*Short task*. Lines containing the word "JSON" should be extracted in full.

>>>

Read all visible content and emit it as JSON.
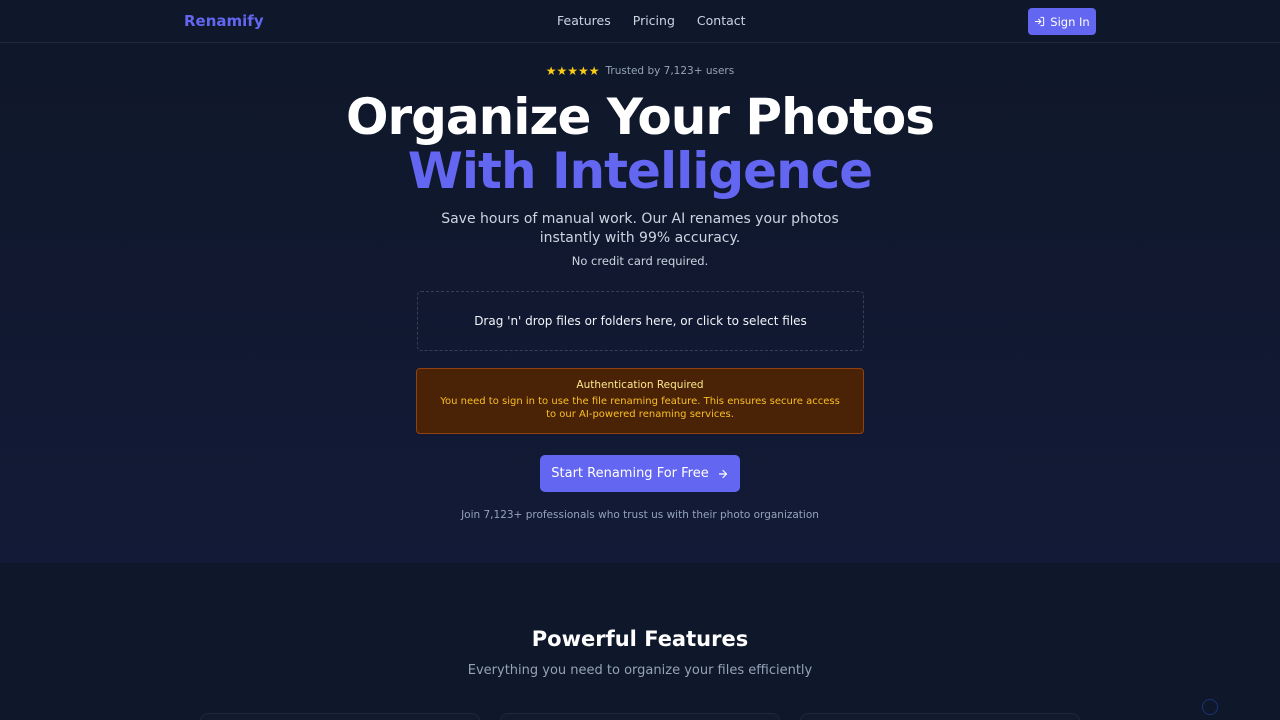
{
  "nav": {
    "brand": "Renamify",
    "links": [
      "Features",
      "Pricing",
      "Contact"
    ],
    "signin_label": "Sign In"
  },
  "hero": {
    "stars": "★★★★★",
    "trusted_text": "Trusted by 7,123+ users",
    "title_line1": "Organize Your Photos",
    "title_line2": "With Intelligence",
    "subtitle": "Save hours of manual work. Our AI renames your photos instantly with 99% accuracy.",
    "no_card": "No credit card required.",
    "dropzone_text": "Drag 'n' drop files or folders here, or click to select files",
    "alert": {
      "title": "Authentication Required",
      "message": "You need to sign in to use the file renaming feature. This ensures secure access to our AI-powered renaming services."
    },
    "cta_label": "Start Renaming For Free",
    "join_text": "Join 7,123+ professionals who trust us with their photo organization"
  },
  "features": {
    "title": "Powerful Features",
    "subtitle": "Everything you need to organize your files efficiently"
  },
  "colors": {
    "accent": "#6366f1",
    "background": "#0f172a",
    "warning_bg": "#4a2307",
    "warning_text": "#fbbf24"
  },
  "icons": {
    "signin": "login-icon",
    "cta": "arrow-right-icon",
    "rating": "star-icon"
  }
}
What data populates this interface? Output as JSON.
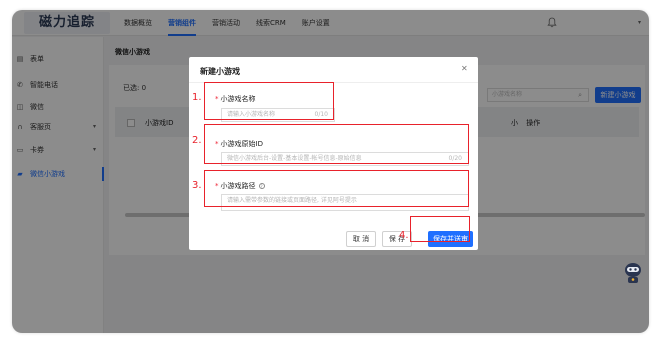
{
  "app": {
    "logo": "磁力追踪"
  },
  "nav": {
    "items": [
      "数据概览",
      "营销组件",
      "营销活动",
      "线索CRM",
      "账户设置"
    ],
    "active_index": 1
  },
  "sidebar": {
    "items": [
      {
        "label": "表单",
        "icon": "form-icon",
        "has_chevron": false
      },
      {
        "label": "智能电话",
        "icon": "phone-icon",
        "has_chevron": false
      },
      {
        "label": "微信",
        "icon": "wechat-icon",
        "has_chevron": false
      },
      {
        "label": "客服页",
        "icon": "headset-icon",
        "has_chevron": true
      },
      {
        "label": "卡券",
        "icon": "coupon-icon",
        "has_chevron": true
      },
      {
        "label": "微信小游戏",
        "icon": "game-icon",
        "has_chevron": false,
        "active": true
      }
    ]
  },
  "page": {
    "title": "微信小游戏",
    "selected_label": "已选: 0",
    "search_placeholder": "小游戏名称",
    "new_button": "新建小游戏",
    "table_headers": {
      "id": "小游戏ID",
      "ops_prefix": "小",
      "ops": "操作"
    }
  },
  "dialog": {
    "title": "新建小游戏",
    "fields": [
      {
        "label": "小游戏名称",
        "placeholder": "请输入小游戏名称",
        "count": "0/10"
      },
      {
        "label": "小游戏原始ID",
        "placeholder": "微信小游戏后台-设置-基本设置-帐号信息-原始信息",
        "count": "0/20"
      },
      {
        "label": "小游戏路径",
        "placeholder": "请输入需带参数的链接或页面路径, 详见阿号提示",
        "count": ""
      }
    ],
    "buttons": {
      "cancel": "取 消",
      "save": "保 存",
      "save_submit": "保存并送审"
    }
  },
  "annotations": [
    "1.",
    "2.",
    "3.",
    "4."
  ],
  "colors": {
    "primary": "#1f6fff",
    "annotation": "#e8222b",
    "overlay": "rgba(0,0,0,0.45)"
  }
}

<<<

*Correct output*.
Read all visible content and emit it as JSON.
What data populates this interface? Output as JSON.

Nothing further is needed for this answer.